EXERCISE INSTRUCTIONS:
Find the lines holding "Saint" and copy them.

** BEGIN STORED ROWS **

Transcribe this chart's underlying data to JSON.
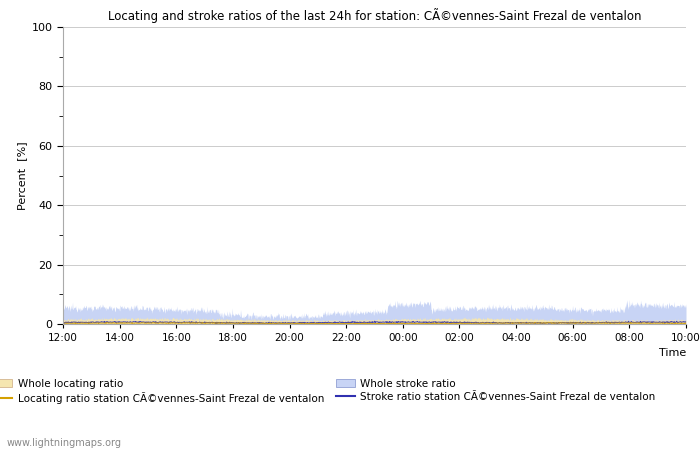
{
  "title": "Locating and stroke ratios of the last 24h for station: CÃ©vennes-Saint Frezal de ventalon",
  "xlabel": "Time",
  "ylabel": "Percent  [%]",
  "ylim": [
    0,
    100
  ],
  "yticks_major": [
    0,
    20,
    40,
    60,
    80,
    100
  ],
  "yticks_minor": [
    10,
    30,
    50,
    70,
    90
  ],
  "x_labels": [
    "12:00",
    "14:00",
    "16:00",
    "18:00",
    "20:00",
    "22:00",
    "00:00",
    "02:00",
    "04:00",
    "06:00",
    "08:00",
    "10:00"
  ],
  "whole_locating_fill_color": "#f5e6b0",
  "whole_stroke_fill_color": "#c8d4f5",
  "locating_line_color": "#d4a000",
  "stroke_line_color": "#3030b0",
  "background_color": "#ffffff",
  "grid_color": "#cccccc",
  "watermark": "www.lightningmaps.org",
  "legend_labels": [
    "Whole locating ratio",
    "Locating ratio station CÃ©vennes-Saint Frezal de ventalon",
    "Whole stroke ratio",
    "Stroke ratio station CÃ©vennes-Saint Frezal de ventalon"
  ]
}
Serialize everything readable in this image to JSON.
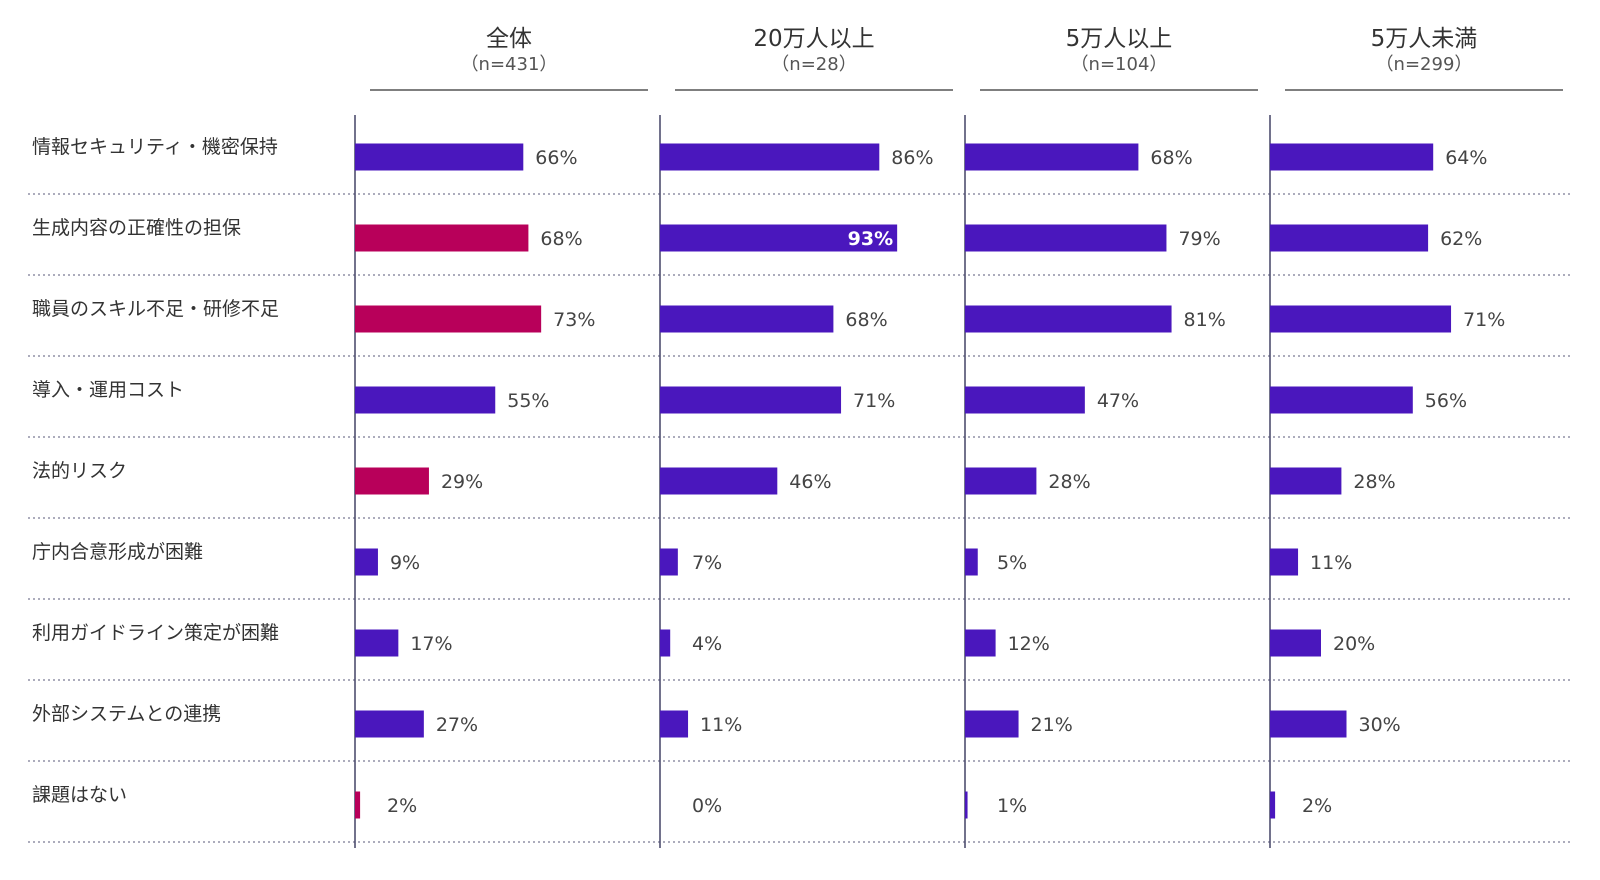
{
  "chart_data": {
    "type": "bar",
    "orientation": "horizontal",
    "categories": [
      "情報セキュリティ・機密保持",
      "生成内容の正確性の担保",
      "職員のスキル不足・研修不足",
      "導入・運用コスト",
      "法的リスク",
      "庁内合意形成が困難",
      "利用ガイドライン策定が困難",
      "外部システムとの連携",
      "課題はない"
    ],
    "panels": [
      {
        "title": "全体",
        "subtitle": "（n=431）",
        "values": [
          66,
          68,
          73,
          55,
          29,
          9,
          17,
          27,
          2
        ],
        "value_labels": [
          "66%",
          "68%",
          "73%",
          "55%",
          "29%",
          "9%",
          "17%",
          "27%",
          "2%"
        ],
        "highlight": [
          false,
          true,
          true,
          false,
          true,
          false,
          false,
          false,
          true
        ]
      },
      {
        "title": "20万人以上",
        "subtitle": "（n=28）",
        "values": [
          86,
          93,
          68,
          71,
          46,
          7,
          4,
          11,
          0
        ],
        "value_labels": [
          "86%",
          "93%",
          "68%",
          "71%",
          "46%",
          "7%",
          "4%",
          "11%",
          "0%"
        ],
        "highlight": [
          false,
          false,
          false,
          false,
          false,
          false,
          false,
          false,
          false
        ],
        "label_inside": [
          false,
          true,
          false,
          false,
          false,
          false,
          false,
          false,
          false
        ]
      },
      {
        "title": "5万人以上",
        "subtitle": "（n=104）",
        "values": [
          68,
          79,
          81,
          47,
          28,
          5,
          12,
          21,
          1
        ],
        "value_labels": [
          "68%",
          "79%",
          "81%",
          "47%",
          "28%",
          "5%",
          "12%",
          "21%",
          "1%"
        ],
        "highlight": [
          false,
          false,
          false,
          false,
          false,
          false,
          false,
          false,
          false
        ]
      },
      {
        "title": "5万人未満",
        "subtitle": "（n=299）",
        "values": [
          64,
          62,
          71,
          56,
          28,
          11,
          20,
          30,
          2
        ],
        "value_labels": [
          "64%",
          "62%",
          "71%",
          "56%",
          "28%",
          "11%",
          "20%",
          "30%",
          "2%"
        ],
        "highlight": [
          false,
          false,
          false,
          false,
          false,
          false,
          false,
          false,
          false
        ]
      }
    ],
    "xlim": [
      0,
      100
    ],
    "colors": {
      "default": "#4a17bd",
      "highlight": "#b8005a"
    },
    "grid": "dotted row separators"
  }
}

** END STORED ROWS **

RESULT OF THE TASK:
  "title": "Locating and stroke ratios of the last 24h for station: CÃ©vennes-Saint Frezal de ventalon",
    "Locating ratio station CÃ©vennes-Saint Frezal de ventalon",
    "Stroke ratio station CÃ©vennes-Saint Frezal de ventalon"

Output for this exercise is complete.